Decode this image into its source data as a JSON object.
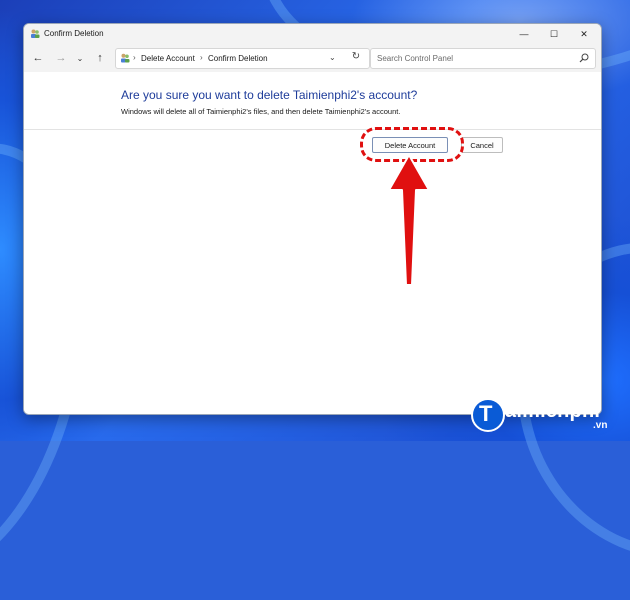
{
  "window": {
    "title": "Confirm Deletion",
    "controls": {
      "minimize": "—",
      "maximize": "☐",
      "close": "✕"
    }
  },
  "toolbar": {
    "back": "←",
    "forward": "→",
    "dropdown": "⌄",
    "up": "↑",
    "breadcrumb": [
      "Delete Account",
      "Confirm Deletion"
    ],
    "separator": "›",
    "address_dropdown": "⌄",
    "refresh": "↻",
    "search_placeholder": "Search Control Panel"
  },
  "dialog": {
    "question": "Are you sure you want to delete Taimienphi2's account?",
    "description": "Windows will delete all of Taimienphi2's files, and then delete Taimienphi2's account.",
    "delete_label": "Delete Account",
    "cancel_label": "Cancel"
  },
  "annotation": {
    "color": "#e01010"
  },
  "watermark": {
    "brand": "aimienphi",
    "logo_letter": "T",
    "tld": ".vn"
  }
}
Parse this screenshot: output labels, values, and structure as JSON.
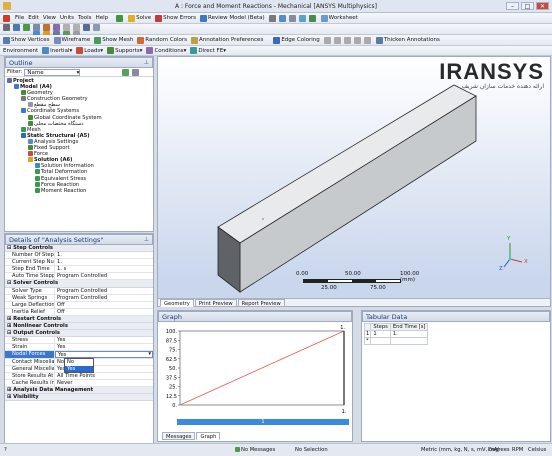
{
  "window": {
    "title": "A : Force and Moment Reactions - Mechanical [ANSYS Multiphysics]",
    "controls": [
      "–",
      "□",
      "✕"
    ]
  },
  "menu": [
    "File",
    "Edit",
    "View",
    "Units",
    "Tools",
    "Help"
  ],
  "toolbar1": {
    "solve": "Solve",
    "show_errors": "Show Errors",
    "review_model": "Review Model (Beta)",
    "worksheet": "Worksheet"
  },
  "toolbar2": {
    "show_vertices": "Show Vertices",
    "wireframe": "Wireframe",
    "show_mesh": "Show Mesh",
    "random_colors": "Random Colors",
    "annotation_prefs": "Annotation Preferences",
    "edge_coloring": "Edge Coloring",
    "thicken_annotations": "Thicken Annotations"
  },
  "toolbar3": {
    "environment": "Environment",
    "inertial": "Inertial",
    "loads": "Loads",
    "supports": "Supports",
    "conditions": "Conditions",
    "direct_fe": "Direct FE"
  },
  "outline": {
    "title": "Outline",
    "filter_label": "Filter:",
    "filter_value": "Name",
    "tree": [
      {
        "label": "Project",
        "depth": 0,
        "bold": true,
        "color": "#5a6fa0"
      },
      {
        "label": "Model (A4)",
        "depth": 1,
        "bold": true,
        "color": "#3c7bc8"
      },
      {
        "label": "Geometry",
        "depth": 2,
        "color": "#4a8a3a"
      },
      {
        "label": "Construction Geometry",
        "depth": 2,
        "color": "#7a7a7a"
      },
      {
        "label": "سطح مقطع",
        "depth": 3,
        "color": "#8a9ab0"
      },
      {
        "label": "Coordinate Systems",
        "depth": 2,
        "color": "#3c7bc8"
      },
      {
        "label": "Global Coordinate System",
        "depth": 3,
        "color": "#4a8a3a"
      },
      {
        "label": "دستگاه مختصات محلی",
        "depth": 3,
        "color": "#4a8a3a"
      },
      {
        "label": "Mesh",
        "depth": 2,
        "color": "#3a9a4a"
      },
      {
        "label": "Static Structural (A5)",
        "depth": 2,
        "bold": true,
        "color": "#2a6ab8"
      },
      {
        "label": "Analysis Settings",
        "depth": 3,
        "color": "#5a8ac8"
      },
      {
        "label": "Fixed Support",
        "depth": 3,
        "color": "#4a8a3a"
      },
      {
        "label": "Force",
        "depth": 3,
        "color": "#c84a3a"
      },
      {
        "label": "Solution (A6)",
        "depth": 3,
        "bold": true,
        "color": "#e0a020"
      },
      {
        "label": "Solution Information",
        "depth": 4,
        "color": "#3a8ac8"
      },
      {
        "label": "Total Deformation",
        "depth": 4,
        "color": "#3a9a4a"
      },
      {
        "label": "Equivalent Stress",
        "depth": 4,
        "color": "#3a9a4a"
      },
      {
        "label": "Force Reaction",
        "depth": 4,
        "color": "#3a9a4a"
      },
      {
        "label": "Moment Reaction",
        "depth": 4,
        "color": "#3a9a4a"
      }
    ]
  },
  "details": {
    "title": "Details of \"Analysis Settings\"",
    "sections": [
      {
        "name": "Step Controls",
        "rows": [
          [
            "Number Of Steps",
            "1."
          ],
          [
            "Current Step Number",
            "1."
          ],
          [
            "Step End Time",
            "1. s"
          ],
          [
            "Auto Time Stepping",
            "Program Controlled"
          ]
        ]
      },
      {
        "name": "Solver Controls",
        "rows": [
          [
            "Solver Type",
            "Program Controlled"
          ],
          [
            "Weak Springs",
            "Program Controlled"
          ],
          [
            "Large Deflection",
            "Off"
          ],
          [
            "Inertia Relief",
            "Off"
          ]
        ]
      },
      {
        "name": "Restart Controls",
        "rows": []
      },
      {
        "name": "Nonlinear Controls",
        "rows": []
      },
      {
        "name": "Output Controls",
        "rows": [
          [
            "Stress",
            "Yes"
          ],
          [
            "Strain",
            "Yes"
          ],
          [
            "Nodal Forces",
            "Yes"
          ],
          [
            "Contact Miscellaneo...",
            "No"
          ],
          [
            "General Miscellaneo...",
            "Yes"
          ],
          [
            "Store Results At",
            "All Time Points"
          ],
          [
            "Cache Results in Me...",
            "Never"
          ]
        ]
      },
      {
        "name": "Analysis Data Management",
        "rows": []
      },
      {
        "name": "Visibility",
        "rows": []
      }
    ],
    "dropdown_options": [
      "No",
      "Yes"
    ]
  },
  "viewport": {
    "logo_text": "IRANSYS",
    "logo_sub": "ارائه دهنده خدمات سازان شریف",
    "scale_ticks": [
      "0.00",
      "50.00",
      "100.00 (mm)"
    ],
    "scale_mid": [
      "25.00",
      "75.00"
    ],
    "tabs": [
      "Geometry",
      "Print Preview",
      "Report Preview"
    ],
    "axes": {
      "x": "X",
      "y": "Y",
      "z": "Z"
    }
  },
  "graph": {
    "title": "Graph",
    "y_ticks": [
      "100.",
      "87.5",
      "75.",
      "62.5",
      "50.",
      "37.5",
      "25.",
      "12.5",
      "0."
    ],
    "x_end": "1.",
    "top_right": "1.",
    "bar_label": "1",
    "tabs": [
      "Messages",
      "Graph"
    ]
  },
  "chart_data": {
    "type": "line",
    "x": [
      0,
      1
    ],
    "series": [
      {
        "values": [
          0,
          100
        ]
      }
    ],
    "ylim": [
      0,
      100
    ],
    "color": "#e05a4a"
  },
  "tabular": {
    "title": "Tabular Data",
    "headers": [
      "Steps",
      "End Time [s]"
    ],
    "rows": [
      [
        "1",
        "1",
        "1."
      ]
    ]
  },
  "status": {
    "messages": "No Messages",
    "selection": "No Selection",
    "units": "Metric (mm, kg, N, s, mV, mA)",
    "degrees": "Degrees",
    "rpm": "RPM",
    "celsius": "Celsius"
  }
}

====================

**The problem**
Pictures in the records above are left out; print everything else exactly as written.

**Expected answer**
Decode this image into its source data as a JSON object.
{
  "window": {
    "title": "Confirm Deletion",
    "controls": {
      "minimize": "—",
      "maximize": "☐",
      "close": "✕"
    }
  },
  "toolbar": {
    "back": "←",
    "forward": "→",
    "dropdown": "⌄",
    "up": "↑",
    "breadcrumb": [
      "Delete Account",
      "Confirm Deletion"
    ],
    "separator": "›",
    "address_dropdown": "⌄",
    "refresh": "↻",
    "search_placeholder": "Search Control Panel"
  },
  "dialog": {
    "question": "Are you sure you want to delete Taimienphi2's account?",
    "description": "Windows will delete all of Taimienphi2's files, and then delete Taimienphi2's account.",
    "delete_label": "Delete Account",
    "cancel_label": "Cancel"
  },
  "annotation": {
    "color": "#e01010"
  },
  "watermark": {
    "brand": "aimienphi",
    "logo_letter": "T",
    "tld": ".vn"
  }
}
Parse this screenshot: output labels, values, and structure as JSON.
{
  "window": {
    "title": "A : Force and Moment Reactions - Mechanical [ANSYS Multiphysics]",
    "controls": [
      "–",
      "□",
      "✕"
    ]
  },
  "menu": [
    "File",
    "Edit",
    "View",
    "Units",
    "Tools",
    "Help"
  ],
  "toolbar1": {
    "solve": "Solve",
    "show_errors": "Show Errors",
    "review_model": "Review Model (Beta)",
    "worksheet": "Worksheet"
  },
  "toolbar2": {
    "show_vertices": "Show Vertices",
    "wireframe": "Wireframe",
    "show_mesh": "Show Mesh",
    "random_colors": "Random Colors",
    "annotation_prefs": "Annotation Preferences",
    "edge_coloring": "Edge Coloring",
    "thicken_annotations": "Thicken Annotations"
  },
  "toolbar3": {
    "environment": "Environment",
    "inertial": "Inertial",
    "loads": "Loads",
    "supports": "Supports",
    "conditions": "Conditions",
    "direct_fe": "Direct FE"
  },
  "outline": {
    "title": "Outline",
    "filter_label": "Filter:",
    "filter_value": "Name",
    "tree": [
      {
        "label": "Project",
        "depth": 0,
        "bold": true,
        "color": "#5a6fa0"
      },
      {
        "label": "Model (A4)",
        "depth": 1,
        "bold": true,
        "color": "#3c7bc8"
      },
      {
        "label": "Geometry",
        "depth": 2,
        "color": "#4a8a3a"
      },
      {
        "label": "Construction Geometry",
        "depth": 2,
        "color": "#7a7a7a"
      },
      {
        "label": "سطح مقطع",
        "depth": 3,
        "color": "#8a9ab0"
      },
      {
        "label": "Coordinate Systems",
        "depth": 2,
        "color": "#3c7bc8"
      },
      {
        "label": "Global Coordinate System",
        "depth": 3,
        "color": "#4a8a3a"
      },
      {
        "label": "دستگاه مختصات محلی",
        "depth": 3,
        "color": "#4a8a3a"
      },
      {
        "label": "Mesh",
        "depth": 2,
        "color": "#3a9a4a"
      },
      {
        "label": "Static Structural (A5)",
        "depth": 2,
        "bold": true,
        "color": "#2a6ab8"
      },
      {
        "label": "Analysis Settings",
        "depth": 3,
        "color": "#5a8ac8"
      },
      {
        "label": "Fixed Support",
        "depth": 3,
        "color": "#4a8a3a"
      },
      {
        "label": "Force",
        "depth": 3,
        "color": "#c84a3a"
      },
      {
        "label": "Solution (A6)",
        "depth": 3,
        "bold": true,
        "color": "#e0a020"
      },
      {
        "label": "Solution Information",
        "depth": 4,
        "color": "#3a8ac8"
      },
      {
        "label": "Total Deformation",
        "depth": 4,
        "color": "#3a9a4a"
      },
      {
        "label": "Equivalent Stress",
        "depth": 4,
        "color": "#3a9a4a"
      },
      {
        "label": "Force Reaction",
        "depth": 4,
        "color": "#3a9a4a"
      },
      {
        "label": "Moment Reaction",
        "depth": 4,
        "color": "#3a9a4a"
      }
    ]
  },
  "details": {
    "title": "Details of \"Analysis Settings\"",
    "sections": [
      {
        "name": "Step Controls",
        "rows": [
          [
            "Number Of Steps",
            "1."
          ],
          [
            "Current Step Number",
            "1."
          ],
          [
            "Step End Time",
            "1. s"
          ],
          [
            "Auto Time Stepping",
            "Program Controlled"
          ]
        ]
      },
      {
        "name": "Solver Controls",
        "rows": [
          [
            "Solver Type",
            "Program Controlled"
          ],
          [
            "Weak Springs",
            "Program Controlled"
          ],
          [
            "Large Deflection",
            "Off"
          ],
          [
            "Inertia Relief",
            "Off"
          ]
        ]
      },
      {
        "name": "Restart Controls",
        "rows": []
      },
      {
        "name": "Nonlinear Controls",
        "rows": []
      },
      {
        "name": "Output Controls",
        "rows": [
          [
            "Stress",
            "Yes"
          ],
          [
            "Strain",
            "Yes"
          ],
          [
            "Nodal Forces",
            "Yes"
          ],
          [
            "Contact Miscellaneo...",
            "No"
          ],
          [
            "General Miscellaneo...",
            "Yes"
          ],
          [
            "Store Results At",
            "All Time Points"
          ],
          [
            "Cache Results in Me...",
            "Never"
          ]
        ]
      },
      {
        "name": "Analysis Data Management",
        "rows": []
      },
      {
        "name": "Visibility",
        "rows": []
      }
    ],
    "dropdown_options": [
      "No",
      "Yes"
    ]
  },
  "viewport": {
    "logo_text": "IRANSYS",
    "logo_sub": "ارائه دهنده خدمات سازان شریف",
    "scale_ticks": [
      "0.00",
      "50.00",
      "100.00 (mm)"
    ],
    "scale_mid": [
      "25.00",
      "75.00"
    ],
    "tabs": [
      "Geometry",
      "Print Preview",
      "Report Preview"
    ],
    "axes": {
      "x": "X",
      "y": "Y",
      "z": "Z"
    }
  },
  "graph": {
    "title": "Graph",
    "y_ticks": [
      "100.",
      "87.5",
      "75.",
      "62.5",
      "50.",
      "37.5",
      "25.",
      "12.5",
      "0."
    ],
    "x_end": "1.",
    "top_right": "1.",
    "bar_label": "1",
    "tabs": [
      "Messages",
      "Graph"
    ]
  },
  "chart_data": {
    "type": "line",
    "x": [
      0,
      1
    ],
    "series": [
      {
        "values": [
          0,
          100
        ]
      }
    ],
    "ylim": [
      0,
      100
    ],
    "color": "#e05a4a"
  },
  "tabular": {
    "title": "Tabular Data",
    "headers": [
      "Steps",
      "End Time [s]"
    ],
    "rows": [
      [
        "1",
        "1",
        "1."
      ]
    ]
  },
  "status": {
    "messages": "No Messages",
    "selection": "No Selection",
    "units": "Metric (mm, kg, N, s, mV, mA)",
    "degrees": "Degrees",
    "rpm": "RPM",
    "celsius": "Celsius"
  }
}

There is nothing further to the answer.